--- begin ---

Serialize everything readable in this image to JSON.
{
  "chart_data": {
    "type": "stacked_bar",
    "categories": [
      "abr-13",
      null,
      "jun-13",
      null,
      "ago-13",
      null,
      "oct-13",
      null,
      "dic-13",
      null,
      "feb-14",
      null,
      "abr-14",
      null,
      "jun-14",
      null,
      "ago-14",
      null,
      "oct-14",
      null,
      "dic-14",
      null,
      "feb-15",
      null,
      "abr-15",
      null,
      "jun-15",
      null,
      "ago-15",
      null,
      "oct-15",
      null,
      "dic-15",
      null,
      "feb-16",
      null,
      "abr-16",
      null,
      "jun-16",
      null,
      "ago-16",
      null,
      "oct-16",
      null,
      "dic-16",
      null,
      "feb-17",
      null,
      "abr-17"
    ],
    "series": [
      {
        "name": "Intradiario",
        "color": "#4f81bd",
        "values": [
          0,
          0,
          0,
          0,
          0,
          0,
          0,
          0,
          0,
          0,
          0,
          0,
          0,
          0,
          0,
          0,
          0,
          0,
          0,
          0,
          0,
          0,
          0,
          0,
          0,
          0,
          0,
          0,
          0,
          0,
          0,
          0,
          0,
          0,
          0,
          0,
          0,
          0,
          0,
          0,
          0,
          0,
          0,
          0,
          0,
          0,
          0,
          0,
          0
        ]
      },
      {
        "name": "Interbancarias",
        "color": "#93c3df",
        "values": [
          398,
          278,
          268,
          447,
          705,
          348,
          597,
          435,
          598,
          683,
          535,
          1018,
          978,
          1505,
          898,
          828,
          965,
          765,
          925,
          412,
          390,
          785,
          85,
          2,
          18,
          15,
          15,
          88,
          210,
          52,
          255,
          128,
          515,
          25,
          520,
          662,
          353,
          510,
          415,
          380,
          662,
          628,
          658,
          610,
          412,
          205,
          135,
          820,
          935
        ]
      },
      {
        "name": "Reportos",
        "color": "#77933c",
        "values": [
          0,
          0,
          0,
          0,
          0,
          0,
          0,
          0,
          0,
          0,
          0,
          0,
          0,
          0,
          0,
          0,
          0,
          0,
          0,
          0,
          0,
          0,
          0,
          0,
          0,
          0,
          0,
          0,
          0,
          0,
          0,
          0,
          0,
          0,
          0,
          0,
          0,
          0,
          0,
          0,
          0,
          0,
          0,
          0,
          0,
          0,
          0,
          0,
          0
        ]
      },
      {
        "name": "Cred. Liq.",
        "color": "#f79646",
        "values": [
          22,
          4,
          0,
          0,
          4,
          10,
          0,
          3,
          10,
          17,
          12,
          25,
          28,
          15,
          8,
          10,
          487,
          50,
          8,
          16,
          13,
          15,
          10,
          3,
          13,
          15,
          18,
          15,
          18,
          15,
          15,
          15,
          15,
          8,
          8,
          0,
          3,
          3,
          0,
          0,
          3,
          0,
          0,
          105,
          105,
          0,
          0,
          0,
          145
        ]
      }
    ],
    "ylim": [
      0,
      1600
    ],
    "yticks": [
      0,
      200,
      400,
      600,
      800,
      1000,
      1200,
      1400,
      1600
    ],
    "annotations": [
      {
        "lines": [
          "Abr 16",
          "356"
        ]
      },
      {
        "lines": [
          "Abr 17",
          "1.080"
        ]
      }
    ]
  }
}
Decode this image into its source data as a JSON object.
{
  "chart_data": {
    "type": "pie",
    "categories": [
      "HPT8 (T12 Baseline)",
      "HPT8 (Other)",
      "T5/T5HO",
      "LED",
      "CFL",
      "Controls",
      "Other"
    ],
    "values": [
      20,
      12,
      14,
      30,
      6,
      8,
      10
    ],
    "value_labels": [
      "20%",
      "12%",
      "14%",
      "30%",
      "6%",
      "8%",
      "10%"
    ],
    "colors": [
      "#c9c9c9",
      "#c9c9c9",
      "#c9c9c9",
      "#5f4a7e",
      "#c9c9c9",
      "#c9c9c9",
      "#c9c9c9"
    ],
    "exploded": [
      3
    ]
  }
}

--- end ---
--- begin ---

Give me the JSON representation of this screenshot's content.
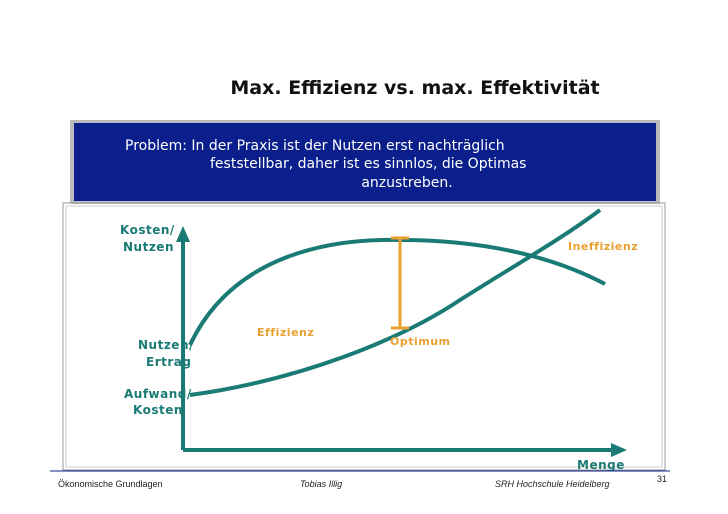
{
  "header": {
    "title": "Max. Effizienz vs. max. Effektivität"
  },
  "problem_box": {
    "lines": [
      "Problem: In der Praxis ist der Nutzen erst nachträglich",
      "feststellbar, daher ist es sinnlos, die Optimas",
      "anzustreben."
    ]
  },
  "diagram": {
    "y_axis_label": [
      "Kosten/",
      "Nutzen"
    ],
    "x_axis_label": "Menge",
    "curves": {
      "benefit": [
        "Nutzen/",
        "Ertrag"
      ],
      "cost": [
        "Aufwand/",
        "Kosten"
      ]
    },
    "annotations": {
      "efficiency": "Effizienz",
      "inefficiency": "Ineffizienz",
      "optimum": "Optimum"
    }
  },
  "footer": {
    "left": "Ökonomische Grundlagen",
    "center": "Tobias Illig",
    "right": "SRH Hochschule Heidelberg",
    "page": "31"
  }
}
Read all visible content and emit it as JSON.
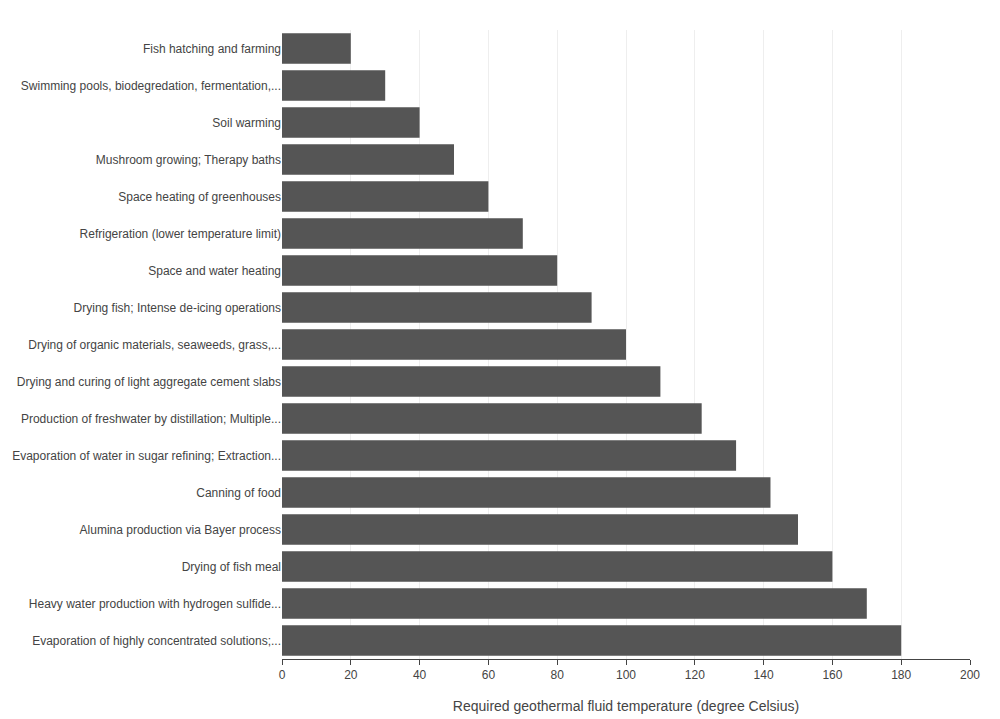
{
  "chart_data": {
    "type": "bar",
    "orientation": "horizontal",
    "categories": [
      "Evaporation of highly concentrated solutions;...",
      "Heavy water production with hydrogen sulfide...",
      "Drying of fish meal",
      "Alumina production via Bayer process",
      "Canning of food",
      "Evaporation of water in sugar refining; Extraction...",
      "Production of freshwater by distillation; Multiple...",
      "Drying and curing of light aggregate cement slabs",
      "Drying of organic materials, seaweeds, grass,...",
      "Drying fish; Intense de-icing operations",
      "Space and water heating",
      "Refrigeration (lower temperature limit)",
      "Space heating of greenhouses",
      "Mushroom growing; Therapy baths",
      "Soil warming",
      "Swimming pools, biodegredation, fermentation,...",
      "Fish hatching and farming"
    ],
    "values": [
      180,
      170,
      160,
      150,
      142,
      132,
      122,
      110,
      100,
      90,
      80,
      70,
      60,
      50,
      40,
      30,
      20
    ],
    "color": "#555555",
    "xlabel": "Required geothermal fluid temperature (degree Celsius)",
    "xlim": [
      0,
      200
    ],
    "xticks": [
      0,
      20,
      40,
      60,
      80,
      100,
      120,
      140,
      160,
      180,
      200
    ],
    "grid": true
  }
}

--- end ---
--- begin ---

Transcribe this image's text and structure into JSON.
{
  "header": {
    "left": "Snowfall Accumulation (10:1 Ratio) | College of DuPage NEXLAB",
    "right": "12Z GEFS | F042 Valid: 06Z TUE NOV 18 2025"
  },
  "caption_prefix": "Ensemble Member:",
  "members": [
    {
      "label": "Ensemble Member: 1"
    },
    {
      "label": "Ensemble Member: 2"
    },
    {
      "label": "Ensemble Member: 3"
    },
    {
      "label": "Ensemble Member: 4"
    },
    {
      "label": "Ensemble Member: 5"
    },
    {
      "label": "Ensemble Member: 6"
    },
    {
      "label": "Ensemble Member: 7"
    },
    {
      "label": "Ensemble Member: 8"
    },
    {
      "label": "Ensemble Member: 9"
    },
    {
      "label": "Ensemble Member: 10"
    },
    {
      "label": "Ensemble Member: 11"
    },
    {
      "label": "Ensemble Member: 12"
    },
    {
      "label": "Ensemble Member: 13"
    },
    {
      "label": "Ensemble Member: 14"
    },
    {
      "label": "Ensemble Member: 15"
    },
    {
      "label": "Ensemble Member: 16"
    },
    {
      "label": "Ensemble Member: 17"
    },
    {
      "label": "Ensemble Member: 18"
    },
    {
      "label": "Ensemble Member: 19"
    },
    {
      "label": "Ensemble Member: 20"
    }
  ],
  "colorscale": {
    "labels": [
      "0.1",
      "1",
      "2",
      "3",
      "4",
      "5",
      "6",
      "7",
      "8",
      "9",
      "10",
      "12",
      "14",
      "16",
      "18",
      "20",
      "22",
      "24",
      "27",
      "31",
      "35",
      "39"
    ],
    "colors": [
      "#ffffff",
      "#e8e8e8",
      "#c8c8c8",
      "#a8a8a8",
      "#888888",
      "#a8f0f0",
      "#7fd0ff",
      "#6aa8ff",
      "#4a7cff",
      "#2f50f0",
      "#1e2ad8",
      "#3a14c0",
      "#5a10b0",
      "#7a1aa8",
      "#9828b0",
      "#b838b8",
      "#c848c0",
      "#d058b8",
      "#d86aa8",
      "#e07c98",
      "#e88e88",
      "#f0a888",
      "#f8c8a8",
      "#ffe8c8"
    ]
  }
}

--- end ---

**What you will do**
Pick out the lines containing the string "into".

**Final result**
Decode this image into its source data as a JSON object.
Transcribe this image's text and structure into JSON.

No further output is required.